◆ Page text
Pharmacokinetics profile of drugs include studying the Absorption, Distribution, Metabolism and Excretion (ADME) properties of drug candidates. This is a very important stage in drug discovery and development as it helps to look into cost, efficacy, toxicity and treatment strategies for patients as drugs that do not meet up to a standard pharmacokinetic profile, have a higher tendency to result in failures in clinical trials[24]. Toxicity of the drug was estimated by the degree of drug-drug interactions[25]. Digalloyl-hexoside, Hyperoside, Valoneic acid bilactone compounds showed low gastrointestinal absorption while caffeic acid had the highest absorption rate. While the first three compounds exhibited low metabolic rates, negatively affecting their bioavailability and limiting their ability to reach the target site through the bloodstream, caffeic acid displayed significantly improved pharmacokinetic properties. Specifically, caffeic acid demonstrated a high absorption rate and efficient metabolism, indicating its superior capacity to reach and act upon the target site. Moreover, its remarkable skin permeability (with a value of -6.58) suggests that caffeic acid is particularly well-suited for topical or transdermal delivery, offering an effective method of permeating the skin. Ideally, none of the molecules showed any penetration through the blood-brain barrier. Digalloyl-hexoside, Hyperoside, Valoneic acid bilactone, and caffeic acid all showed low oral bioavailability within the range of 0.11-0.56, making them ineffective via oral use (table 2). Results from the interactions of our lead compounds with the five cytochrome P450 families of enzymes (CYP1A2, CYP2C19, CYP2C9, CYP2D6, and CYP3A4) showed that extracted compounds have no inhibitory properties on these enzymes which indicates that there is no impact or alteration on the normal metabolic processing of other drugs.

[Document structure recognition data]

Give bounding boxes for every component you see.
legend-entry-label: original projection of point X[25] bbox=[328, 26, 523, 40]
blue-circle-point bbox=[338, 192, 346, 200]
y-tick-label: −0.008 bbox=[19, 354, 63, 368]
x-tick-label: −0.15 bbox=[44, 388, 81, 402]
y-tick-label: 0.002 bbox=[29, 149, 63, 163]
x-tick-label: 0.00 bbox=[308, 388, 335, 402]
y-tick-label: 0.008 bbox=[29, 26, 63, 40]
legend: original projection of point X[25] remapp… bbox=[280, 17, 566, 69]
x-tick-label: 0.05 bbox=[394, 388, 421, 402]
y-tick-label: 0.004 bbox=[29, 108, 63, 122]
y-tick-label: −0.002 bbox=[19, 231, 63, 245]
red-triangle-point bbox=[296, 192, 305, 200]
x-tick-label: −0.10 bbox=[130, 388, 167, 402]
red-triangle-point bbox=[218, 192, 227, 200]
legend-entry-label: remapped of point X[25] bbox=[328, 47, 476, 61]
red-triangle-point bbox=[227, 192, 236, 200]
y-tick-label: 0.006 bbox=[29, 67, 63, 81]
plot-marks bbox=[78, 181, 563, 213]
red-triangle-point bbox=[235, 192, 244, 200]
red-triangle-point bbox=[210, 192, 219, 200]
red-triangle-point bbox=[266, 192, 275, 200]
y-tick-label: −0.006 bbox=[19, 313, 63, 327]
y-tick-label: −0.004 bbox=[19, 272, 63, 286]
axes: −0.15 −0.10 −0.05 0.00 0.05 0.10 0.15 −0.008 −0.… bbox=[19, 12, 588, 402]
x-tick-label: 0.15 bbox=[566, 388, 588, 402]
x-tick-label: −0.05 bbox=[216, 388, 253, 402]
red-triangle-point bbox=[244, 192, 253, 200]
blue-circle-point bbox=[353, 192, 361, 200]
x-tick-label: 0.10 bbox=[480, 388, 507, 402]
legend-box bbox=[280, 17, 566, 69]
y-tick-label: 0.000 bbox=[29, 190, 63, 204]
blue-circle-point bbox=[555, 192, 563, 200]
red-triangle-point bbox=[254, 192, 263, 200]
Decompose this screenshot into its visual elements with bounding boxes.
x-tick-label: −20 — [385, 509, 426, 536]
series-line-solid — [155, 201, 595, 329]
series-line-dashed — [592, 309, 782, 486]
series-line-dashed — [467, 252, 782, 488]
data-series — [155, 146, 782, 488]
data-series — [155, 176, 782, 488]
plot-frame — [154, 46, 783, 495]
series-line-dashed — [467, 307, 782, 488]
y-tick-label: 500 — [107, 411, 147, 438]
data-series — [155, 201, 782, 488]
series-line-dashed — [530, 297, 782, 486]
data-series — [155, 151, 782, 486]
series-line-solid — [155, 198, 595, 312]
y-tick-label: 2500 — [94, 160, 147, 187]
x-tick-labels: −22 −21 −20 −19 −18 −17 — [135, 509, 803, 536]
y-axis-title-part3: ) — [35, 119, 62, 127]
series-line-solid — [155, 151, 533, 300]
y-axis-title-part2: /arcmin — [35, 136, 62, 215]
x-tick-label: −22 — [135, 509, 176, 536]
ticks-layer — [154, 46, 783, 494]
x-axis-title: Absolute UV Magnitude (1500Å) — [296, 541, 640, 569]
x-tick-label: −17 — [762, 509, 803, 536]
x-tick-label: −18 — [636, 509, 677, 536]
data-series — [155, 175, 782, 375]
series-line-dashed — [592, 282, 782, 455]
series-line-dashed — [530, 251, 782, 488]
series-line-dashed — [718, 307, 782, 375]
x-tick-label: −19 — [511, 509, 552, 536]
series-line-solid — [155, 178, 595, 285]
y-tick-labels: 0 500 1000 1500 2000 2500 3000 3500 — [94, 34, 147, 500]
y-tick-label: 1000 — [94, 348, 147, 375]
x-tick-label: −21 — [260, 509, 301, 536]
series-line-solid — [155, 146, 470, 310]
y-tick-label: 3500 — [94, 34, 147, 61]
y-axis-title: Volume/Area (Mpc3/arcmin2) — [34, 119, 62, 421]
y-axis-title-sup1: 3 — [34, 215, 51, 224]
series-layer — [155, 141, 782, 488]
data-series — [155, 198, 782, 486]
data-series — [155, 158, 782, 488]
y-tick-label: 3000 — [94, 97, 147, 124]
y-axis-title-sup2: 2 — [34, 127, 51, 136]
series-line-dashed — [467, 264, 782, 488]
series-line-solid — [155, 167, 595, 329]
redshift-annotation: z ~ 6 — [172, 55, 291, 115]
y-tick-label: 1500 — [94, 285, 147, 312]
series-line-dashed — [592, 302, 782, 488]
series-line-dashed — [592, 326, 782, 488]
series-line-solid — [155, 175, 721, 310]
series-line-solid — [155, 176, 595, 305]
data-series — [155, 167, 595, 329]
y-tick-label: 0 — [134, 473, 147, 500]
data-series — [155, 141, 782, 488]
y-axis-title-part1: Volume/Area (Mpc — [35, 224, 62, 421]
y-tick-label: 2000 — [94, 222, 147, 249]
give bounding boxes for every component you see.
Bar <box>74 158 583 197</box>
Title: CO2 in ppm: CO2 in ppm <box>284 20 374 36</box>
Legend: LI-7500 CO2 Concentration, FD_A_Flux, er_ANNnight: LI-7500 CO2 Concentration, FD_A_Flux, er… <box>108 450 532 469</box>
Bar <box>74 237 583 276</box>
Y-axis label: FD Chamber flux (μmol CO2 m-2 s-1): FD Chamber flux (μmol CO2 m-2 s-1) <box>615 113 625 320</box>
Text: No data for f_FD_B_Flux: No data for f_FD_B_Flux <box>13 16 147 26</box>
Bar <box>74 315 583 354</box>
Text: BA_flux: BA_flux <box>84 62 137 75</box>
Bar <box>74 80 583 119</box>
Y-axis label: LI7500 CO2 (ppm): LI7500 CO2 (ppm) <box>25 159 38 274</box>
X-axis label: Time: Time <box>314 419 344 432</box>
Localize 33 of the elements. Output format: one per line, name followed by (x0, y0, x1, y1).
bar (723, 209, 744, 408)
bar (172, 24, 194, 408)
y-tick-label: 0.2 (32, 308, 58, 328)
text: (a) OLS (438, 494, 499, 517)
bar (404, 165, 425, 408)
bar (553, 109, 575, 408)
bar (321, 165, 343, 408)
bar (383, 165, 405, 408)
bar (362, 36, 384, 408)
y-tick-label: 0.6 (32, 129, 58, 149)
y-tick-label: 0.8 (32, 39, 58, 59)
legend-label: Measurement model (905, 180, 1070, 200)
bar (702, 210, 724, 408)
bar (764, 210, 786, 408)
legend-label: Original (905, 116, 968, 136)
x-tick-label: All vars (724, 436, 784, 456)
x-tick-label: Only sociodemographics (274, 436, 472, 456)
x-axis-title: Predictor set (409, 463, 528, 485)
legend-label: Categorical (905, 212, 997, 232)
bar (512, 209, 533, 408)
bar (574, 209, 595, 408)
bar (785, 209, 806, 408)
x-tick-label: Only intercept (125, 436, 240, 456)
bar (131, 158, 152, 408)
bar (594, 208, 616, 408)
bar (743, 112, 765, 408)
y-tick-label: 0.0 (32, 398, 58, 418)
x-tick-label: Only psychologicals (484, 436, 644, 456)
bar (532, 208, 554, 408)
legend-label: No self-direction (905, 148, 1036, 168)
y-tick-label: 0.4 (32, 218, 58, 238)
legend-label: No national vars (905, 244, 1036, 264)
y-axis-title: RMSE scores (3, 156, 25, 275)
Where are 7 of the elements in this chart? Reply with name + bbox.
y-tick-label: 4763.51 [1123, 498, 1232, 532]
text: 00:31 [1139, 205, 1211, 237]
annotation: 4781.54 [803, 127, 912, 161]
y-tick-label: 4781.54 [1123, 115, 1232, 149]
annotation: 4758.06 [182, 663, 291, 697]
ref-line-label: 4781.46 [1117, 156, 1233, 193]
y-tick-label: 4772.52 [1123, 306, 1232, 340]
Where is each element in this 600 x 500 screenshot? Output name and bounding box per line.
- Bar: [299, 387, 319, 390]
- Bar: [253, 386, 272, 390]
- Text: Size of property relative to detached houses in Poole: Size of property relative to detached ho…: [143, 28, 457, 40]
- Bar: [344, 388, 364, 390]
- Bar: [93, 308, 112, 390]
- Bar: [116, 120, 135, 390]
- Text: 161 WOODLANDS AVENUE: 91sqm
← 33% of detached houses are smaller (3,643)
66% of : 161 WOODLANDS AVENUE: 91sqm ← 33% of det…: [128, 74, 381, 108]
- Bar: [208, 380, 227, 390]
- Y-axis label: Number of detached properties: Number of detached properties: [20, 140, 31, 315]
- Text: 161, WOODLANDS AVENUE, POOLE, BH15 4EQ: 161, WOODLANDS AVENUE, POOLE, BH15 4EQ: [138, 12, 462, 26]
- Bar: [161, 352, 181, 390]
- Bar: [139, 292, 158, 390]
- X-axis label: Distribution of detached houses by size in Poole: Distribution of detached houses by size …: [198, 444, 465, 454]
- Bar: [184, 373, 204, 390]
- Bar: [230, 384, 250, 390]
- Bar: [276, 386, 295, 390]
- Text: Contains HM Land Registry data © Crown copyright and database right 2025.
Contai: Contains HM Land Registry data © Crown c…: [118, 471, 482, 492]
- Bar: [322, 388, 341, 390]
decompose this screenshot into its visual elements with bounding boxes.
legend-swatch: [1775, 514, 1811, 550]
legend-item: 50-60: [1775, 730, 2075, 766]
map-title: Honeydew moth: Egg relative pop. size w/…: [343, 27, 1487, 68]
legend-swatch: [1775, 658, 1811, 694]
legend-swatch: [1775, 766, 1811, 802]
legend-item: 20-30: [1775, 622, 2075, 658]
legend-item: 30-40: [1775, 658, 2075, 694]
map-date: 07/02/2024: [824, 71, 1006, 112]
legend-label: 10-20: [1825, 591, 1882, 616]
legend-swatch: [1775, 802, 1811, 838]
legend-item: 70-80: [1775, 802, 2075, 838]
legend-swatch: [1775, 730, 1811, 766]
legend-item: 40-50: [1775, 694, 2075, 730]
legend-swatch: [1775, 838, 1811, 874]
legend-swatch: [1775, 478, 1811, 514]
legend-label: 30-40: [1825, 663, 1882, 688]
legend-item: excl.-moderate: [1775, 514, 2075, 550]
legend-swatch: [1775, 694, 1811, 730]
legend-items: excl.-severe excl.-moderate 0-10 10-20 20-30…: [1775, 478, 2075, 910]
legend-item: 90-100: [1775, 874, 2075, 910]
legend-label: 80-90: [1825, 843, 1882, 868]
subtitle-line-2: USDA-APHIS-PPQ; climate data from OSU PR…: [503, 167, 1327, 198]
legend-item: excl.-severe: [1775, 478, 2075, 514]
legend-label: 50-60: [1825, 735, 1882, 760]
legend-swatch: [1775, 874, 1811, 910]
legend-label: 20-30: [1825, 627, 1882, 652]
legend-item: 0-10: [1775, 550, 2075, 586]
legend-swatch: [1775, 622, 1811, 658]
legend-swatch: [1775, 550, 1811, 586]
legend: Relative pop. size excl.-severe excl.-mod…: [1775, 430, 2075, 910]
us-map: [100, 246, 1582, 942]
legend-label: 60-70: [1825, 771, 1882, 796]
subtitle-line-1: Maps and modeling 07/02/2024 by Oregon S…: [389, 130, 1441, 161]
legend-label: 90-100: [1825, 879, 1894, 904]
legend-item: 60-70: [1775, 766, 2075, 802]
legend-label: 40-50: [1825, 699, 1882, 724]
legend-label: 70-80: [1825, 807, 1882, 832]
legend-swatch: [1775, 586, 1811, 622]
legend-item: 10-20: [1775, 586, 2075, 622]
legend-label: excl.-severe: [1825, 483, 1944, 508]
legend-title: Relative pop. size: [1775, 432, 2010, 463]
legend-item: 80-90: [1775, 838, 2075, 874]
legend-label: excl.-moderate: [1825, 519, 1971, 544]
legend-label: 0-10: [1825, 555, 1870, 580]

◆ Questions to answer
(1) Using the pharmacokinetics passage, explain in one to three sentences why studying ADME properties is an important stage in drug discovery and development.
(2) What range of oral bioavailability values does the pharmacokinetics passage report for the four compounds?
This material stands apart from the text and does not relate to it.

◆ Task-by-task outputs
(1) It helps researchers look into cost, efficacy, toxicity and treatment strategies for patients. Drugs that do not meet a standard pharmacokinetic profile are more likely to fail in clinical trials.

(2) 0.11-0.56